DIRECTIONS:
Write out every line of the material as it stands, apart from the pictures.

╔══

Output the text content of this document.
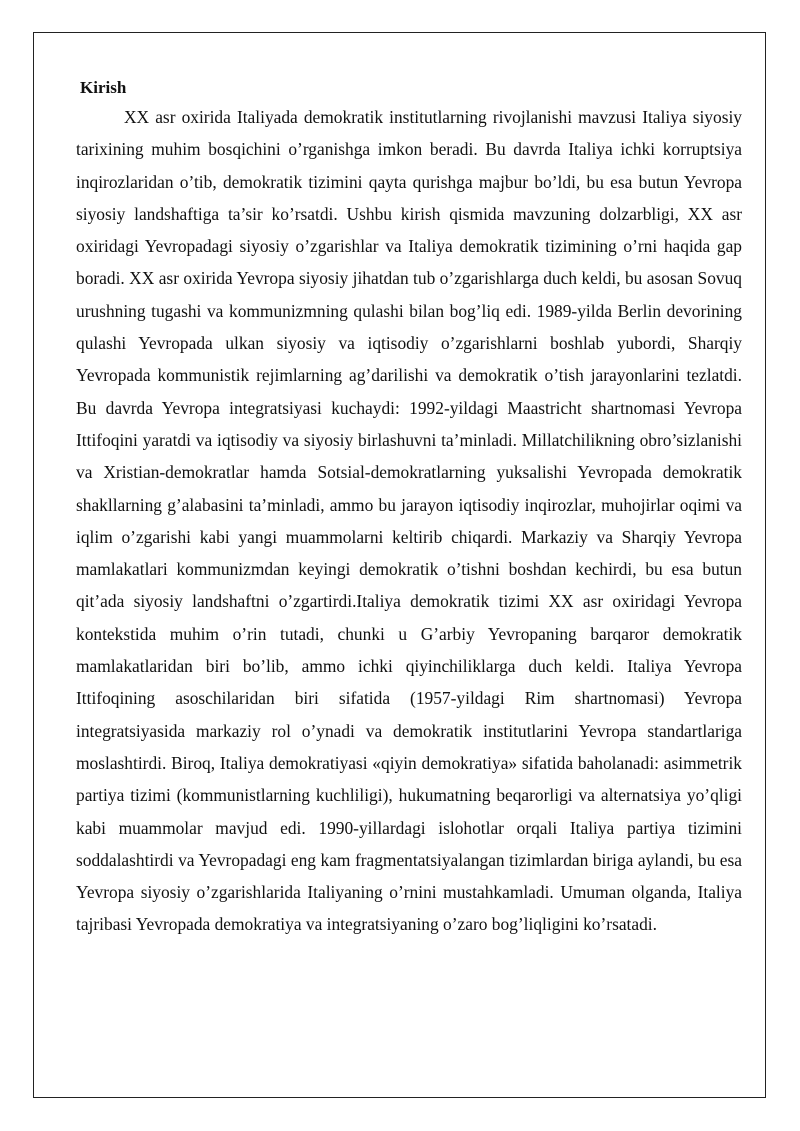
Kirish

XX asr oxirida Italiyada demokratik institutlarning rivojlanishi mavzusi Italiya siyosiy tarixining muhim bosqichini o’rganishga imkon beradi. Bu davrda Italiya ichki korruptsiya inqirozlaridan o’tib, demokratik tizimini qayta qurishga majbur bo’ldi, bu esa butun Yevropa siyosiy landshaftiga ta’sir ko’rsatdi. Ushbu kirish qismida mavzuning dolzarbligi, XX asr oxiridagi Yevropadagi siyosiy o’zgarishlar va Italiya demokratik tizimining o’rni haqida gap boradi. XX asr oxirida Yevropa siyosiy jihatdan tub o’zgarishlarga duch keldi, bu asosan Sovuq urushning tugashi va kommunizmning qulashi bilan bog’liq edi. 1989-yilda Berlin devorining qulashi Yevropada ulkan siyosiy va iqtisodiy o’zgarishlarni boshlab yubordi, Sharqiy Yevropada kommunistik rejimlarning ag’darilishi va demokratik o’tish jarayonlarini tezlatdi. Bu davrda Yevropa integratsiyasi kuchaydi: 1992-yildagi Maastricht shartnomasi Yevropa Ittifoqini yaratdi va iqtisodiy va siyosiy birlashuvni ta’minladi. Millatchilikning obro’sizlanishi va Xristian-demokratlar hamda Sotsial-demokratlarning yuksalishi Yevropada demokratik shakllarning g’alabasini ta’minladi, ammo bu jarayon iqtisodiy inqirozlar, muhojirlar oqimi va iqlim o’zgarishi kabi yangi muammolarni keltirib chiqardi. Markaziy va Sharqiy Yevropa mamlakatlari kommunizmdan keyingi demokratik o’tishni boshdan kechirdi, bu esa butun qit’ada siyosiy landshaftni o’zgartirdi.Italiya demokratik tizimi XX asr oxiridagi Yevropa kontekstida muhim o’rin tutadi, chunki u G’arbiy Yevropaning barqaror demokratik mamlakatlaridan biri bo’lib, ammo ichki qiyinchiliklarga duch keldi. Italiya Yevropa Ittifoqining asoschilaridan biri sifatida (1957-yildagi Rim shartnomasi) Yevropa integratsiyasida markaziy rol o’ynadi va demokratik institutlarini Yevropa standartlariga moslashtirdi. Biroq, Italiya demokratiyasi «qiyin demokratiya» sifatida baholanadi: asimmetrik partiya tizimi (kommunistlarning kuchliligi), hukumatning beqarorligi va alternatsiya yo’qligi kabi muammolar mavjud edi. 1990-yillardagi islohotlar orqali Italiya partiya tizimini soddalashtirdi va Yevropadagi eng kam fragmentatsiyalangan tizimlardan biriga aylandi, bu esa Yevropa siyosiy o’zgarishlarida Italiyaning o’rnini mustahkamladi. Umuman olganda, Italiya tajribasi Yevropada demokratiya va integratsiyaning o’zaro bog’liqligini ko’rsatadi.
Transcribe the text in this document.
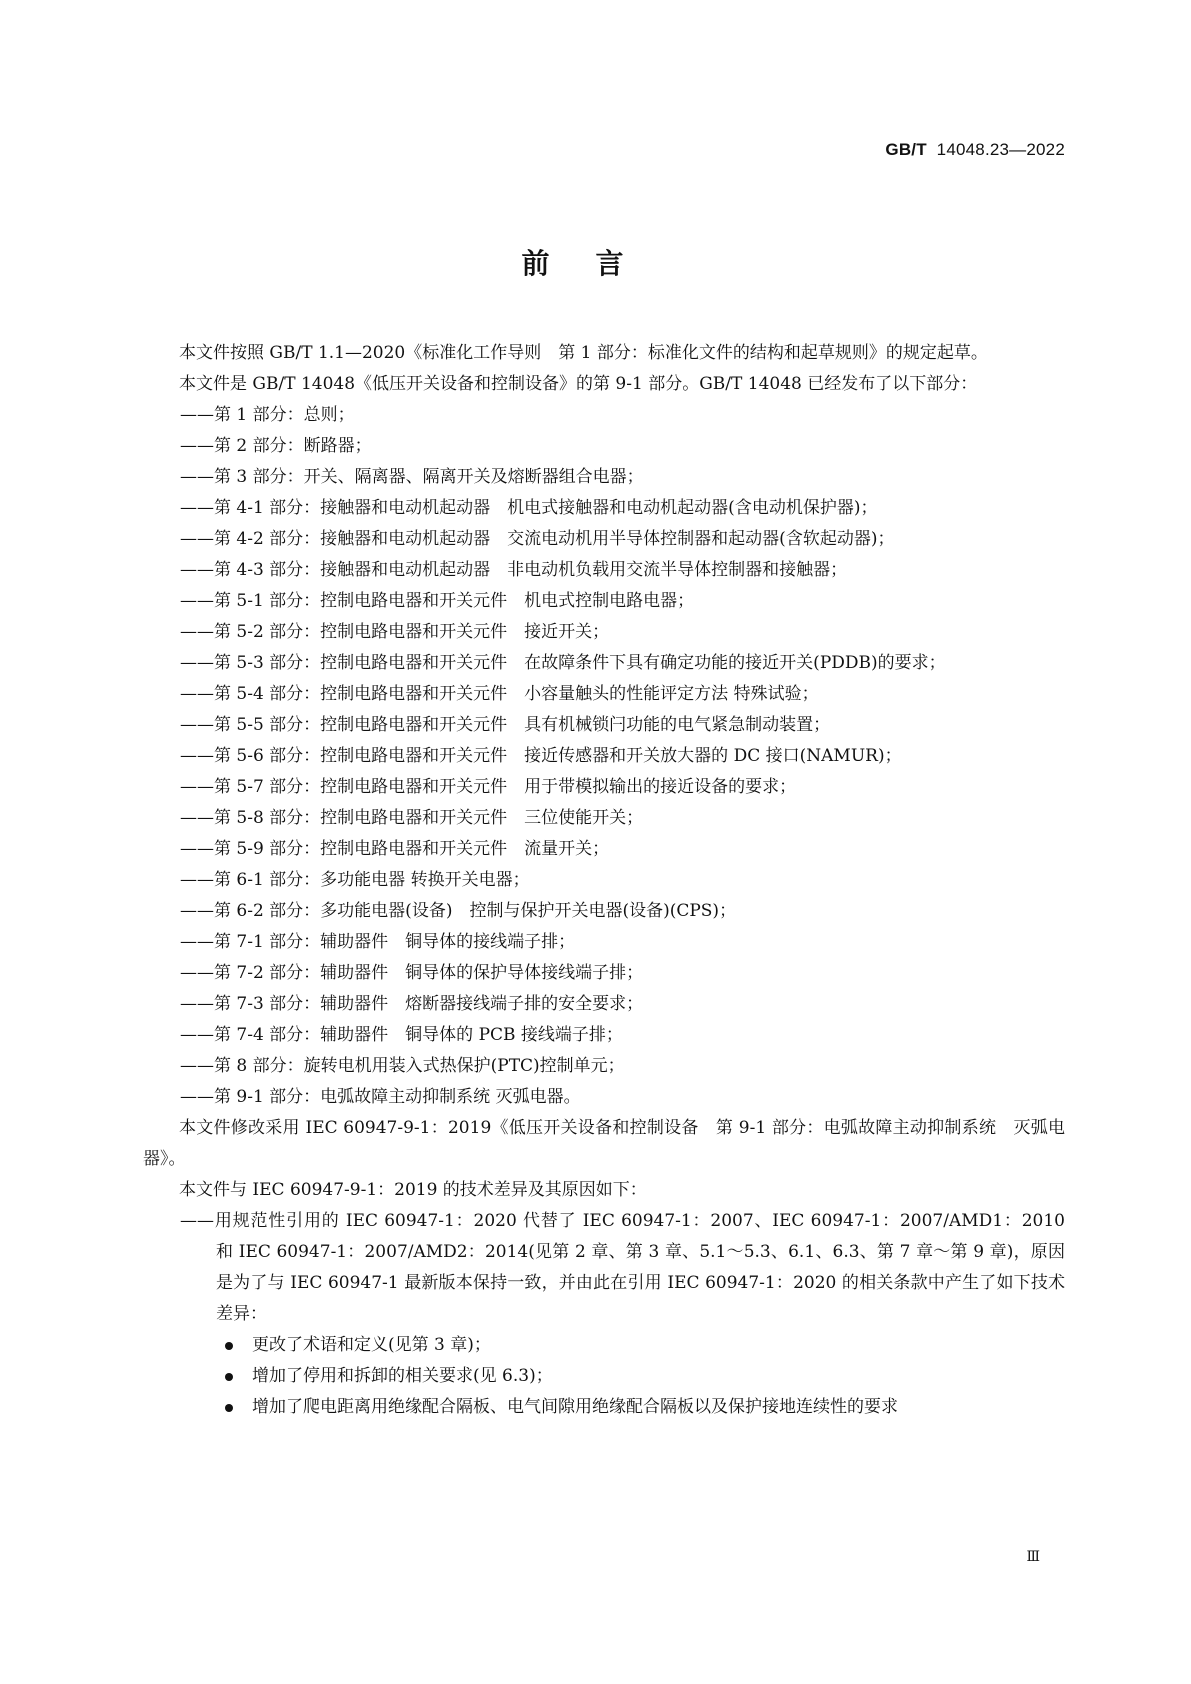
GB/T 14048.23—2022
前言

本文件按照 GB/T 1.1—2020《标准化工作导则　第 1 部分：标准化文件的结构和起草规则》的规定起草。

本文件是 GB/T 14048《低压开关设备和控制设备》的第 9-1 部分。GB/T 14048 已经发布了以下部分：

—— 第 1 部分：总则；

—— 第 2 部分：断路器；

—— 第 3 部分：开关、隔离器、隔离开关及熔断器组合电器；

—— 第 4-1 部分：接触器和电动机起动器　机电式接触器和电动机起动器(含电动机保护器)；

—— 第 4-2 部分：接触器和电动机起动器　交流电动机用半导体控制器和起动器(含软起动器)；

—— 第 4-3 部分：接触器和电动机起动器　非电动机负载用交流半导体控制器和接触器；

—— 第 5-1 部分：控制电路电器和开关元件　机电式控制电路电器；

—— 第 5-2 部分：控制电路电器和开关元件　接近开关；

—— 第 5-3 部分：控制电路电器和开关元件　在故障条件下具有确定功能的接近开关(PDDB)的要求；

—— 第 5-4 部分：控制电路电器和开关元件　小容量触头的性能评定方法 特殊试验；

—— 第 5-5 部分：控制电路电器和开关元件　具有机械锁闩功能的电气紧急制动装置；

—— 第 5-6 部分：控制电路电器和开关元件　接近传感器和开关放大器的 DC 接口(NAMUR)；

—— 第 5-7 部分：控制电路电器和开关元件　用于带模拟输出的接近设备的要求；

—— 第 5-8 部分：控制电路电器和开关元件　三位使能开关；

—— 第 5-9 部分：控制电路电器和开关元件　流量开关；

—— 第 6-1 部分：多功能电器 转换开关电器；

—— 第 6-2 部分：多功能电器(设备)　控制与保护开关电器(设备)(CPS)；

—— 第 7-1 部分：辅助器件　铜导体的接线端子排；

—— 第 7-2 部分：辅助器件　铜导体的保护导体接线端子排；

—— 第 7-3 部分：辅助器件　熔断器接线端子排的安全要求；

—— 第 7-4 部分：辅助器件　铜导体的 PCB 接线端子排；

—— 第 8 部分：旋转电机用装入式热保护(PTC)控制单元；

—— 第 9-1 部分：电弧故障主动抑制系统 灭弧电器。

本文件修改采用 IEC 60947-9-1：2019《低压开关设备和控制设备　第 9-1 部分：电弧故障主动抑制系统　灭弧电器》。

本文件与 IEC 60947-9-1：2019 的技术差异及其原因如下：

—— 用规范性引用的 IEC 60947-1：2020 代替了 IEC 60947-1：2007、IEC 60947-1：2007/AMD1：2010 和 IEC 60947-1：2007/AMD2：2014(见第 2 章、第 3 章、5.1～5.3、6.1、6.3、第 7 章～第 9 章)，原因是为了与 IEC 60947-1 最新版本保持一致，并由此在引用 IEC 60947-1：2020 的相关条款中产生了如下技术差异：

更改了术语和定义(见第 3 章)；

增加了停用和拆卸的相关要求(见 6.3)；

增加了爬电距离用绝缘配合隔板、电气间隙用绝缘配合隔板以及保护接地连续性的要求

Ⅲ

╚══

TASK SOLUTION:
Output the text content of this document.
Kirish

XX asr oxirida Italiyada demokratik institutlarning rivojlanishi mavzusi Italiya siyosiy tarixining muhim bosqichini o’rganishga imkon beradi. Bu davrda Italiya ichki korruptsiya inqirozlaridan o’tib, demokratik tizimini qayta qurishga majbur bo’ldi, bu esa butun Yevropa siyosiy landshaftiga ta’sir ko’rsatdi. Ushbu kirish qismida mavzuning dolzarbligi, XX asr oxiridagi Yevropadagi siyosiy o’zgarishlar va Italiya demokratik tizimining o’rni haqida gap boradi. XX asr oxirida Yevropa siyosiy jihatdan tub o’zgarishlarga duch keldi, bu asosan Sovuq urushning tugashi va kommunizmning qulashi bilan bog’liq edi. 1989-yilda Berlin devorining qulashi Yevropada ulkan siyosiy va iqtisodiy o’zgarishlarni boshlab yubordi, Sharqiy Yevropada kommunistik rejimlarning ag’darilishi va demokratik o’tish jarayonlarini tezlatdi. Bu davrda Yevropa integratsiyasi kuchaydi: 1992-yildagi Maastricht shartnomasi Yevropa Ittifoqini yaratdi va iqtisodiy va siyosiy birlashuvni ta’minladi. Millatchilikning obro’sizlanishi va Xristian-demokratlar hamda Sotsial-demokratlarning yuksalishi Yevropada demokratik shakllarning g’alabasini ta’minladi, ammo bu jarayon iqtisodiy inqirozlar, muhojirlar oqimi va iqlim o’zgarishi kabi yangi muammolarni keltirib chiqardi. Markaziy va Sharqiy Yevropa mamlakatlari kommunizmdan keyingi demokratik o’tishni boshdan kechirdi, bu esa butun qit’ada siyosiy landshaftni o’zgartirdi.Italiya demokratik tizimi XX asr oxiridagi Yevropa kontekstida muhim o’rin tutadi, chunki u G’arbiy Yevropaning barqaror demokratik mamlakatlaridan biri bo’lib, ammo ichki qiyinchiliklarga duch keldi. Italiya Yevropa Ittifoqining asoschilaridan biri sifatida (1957-yildagi Rim shartnomasi) Yevropa integratsiyasida markaziy rol o’ynadi va demokratik institutlarini Yevropa standartlariga moslashtirdi. Biroq, Italiya demokratiyasi «qiyin demokratiya» sifatida baholanadi: asimmetrik partiya tizimi (kommunistlarning kuchliligi), hukumatning beqarorligi va alternatsiya yo’qligi kabi muammolar mavjud edi. 1990-yillardagi islohotlar orqali Italiya partiya tizimini soddalashtirdi va Yevropadagi eng kam fragmentatsiyalangan tizimlardan biriga aylandi, bu esa Yevropa siyosiy o’zgarishlarida Italiyaning o’rnini mustahkamladi. Umuman olganda, Italiya tajribasi Yevropada demokratiya va integratsiyaning o’zaro bog’liqligini ko’rsatadi.
Transcribe the text in this document.
GB/T 14048.23—2022
前言

本文件按照 GB/T 1.1—2020《标准化工作导则　第 1 部分：标准化文件的结构和起草规则》的规定起草。

本文件是 GB/T 14048《低压开关设备和控制设备》的第 9-1 部分。GB/T 14048 已经发布了以下部分：

—— 第 1 部分：总则；

—— 第 2 部分：断路器；

—— 第 3 部分：开关、隔离器、隔离开关及熔断器组合电器；

—— 第 4-1 部分：接触器和电动机起动器　机电式接触器和电动机起动器(含电动机保护器)；

—— 第 4-2 部分：接触器和电动机起动器　交流电动机用半导体控制器和起动器(含软起动器)；

—— 第 4-3 部分：接触器和电动机起动器　非电动机负载用交流半导体控制器和接触器；

—— 第 5-1 部分：控制电路电器和开关元件　机电式控制电路电器；

—— 第 5-2 部分：控制电路电器和开关元件　接近开关；

—— 第 5-3 部分：控制电路电器和开关元件　在故障条件下具有确定功能的接近开关(PDDB)的要求；

—— 第 5-4 部分：控制电路电器和开关元件　小容量触头的性能评定方法 特殊试验；

—— 第 5-5 部分：控制电路电器和开关元件　具有机械锁闩功能的电气紧急制动装置；

—— 第 5-6 部分：控制电路电器和开关元件　接近传感器和开关放大器的 DC 接口(NAMUR)；

—— 第 5-7 部分：控制电路电器和开关元件　用于带模拟输出的接近设备的要求；

—— 第 5-8 部分：控制电路电器和开关元件　三位使能开关；

—— 第 5-9 部分：控制电路电器和开关元件　流量开关；

—— 第 6-1 部分：多功能电器 转换开关电器；

—— 第 6-2 部分：多功能电器(设备)　控制与保护开关电器(设备)(CPS)；

—— 第 7-1 部分：辅助器件　铜导体的接线端子排；

—— 第 7-2 部分：辅助器件　铜导体的保护导体接线端子排；

—— 第 7-3 部分：辅助器件　熔断器接线端子排的安全要求；

—— 第 7-4 部分：辅助器件　铜导体的 PCB 接线端子排；

—— 第 8 部分：旋转电机用装入式热保护(PTC)控制单元；

—— 第 9-1 部分：电弧故障主动抑制系统 灭弧电器。

本文件修改采用 IEC 60947-9-1：2019《低压开关设备和控制设备　第 9-1 部分：电弧故障主动抑制系统　灭弧电器》。

本文件与 IEC 60947-9-1：2019 的技术差异及其原因如下：

—— 用规范性引用的 IEC 60947-1：2020 代替了 IEC 60947-1：2007、IEC 60947-1：2007/AMD1：2010 和 IEC 60947-1：2007/AMD2：2014(见第 2 章、第 3 章、5.1～5.3、6.1、6.3、第 7 章～第 9 章)，原因是为了与 IEC 60947-1 最新版本保持一致，并由此在引用 IEC 60947-1：2020 的相关条款中产生了如下技术差异：

更改了术语和定义(见第 3 章)；

增加了停用和拆卸的相关要求(见 6.3)；

增加了爬电距离用绝缘配合隔板、电气间隙用绝缘配合隔板以及保护接地连续性的要求

Ⅲ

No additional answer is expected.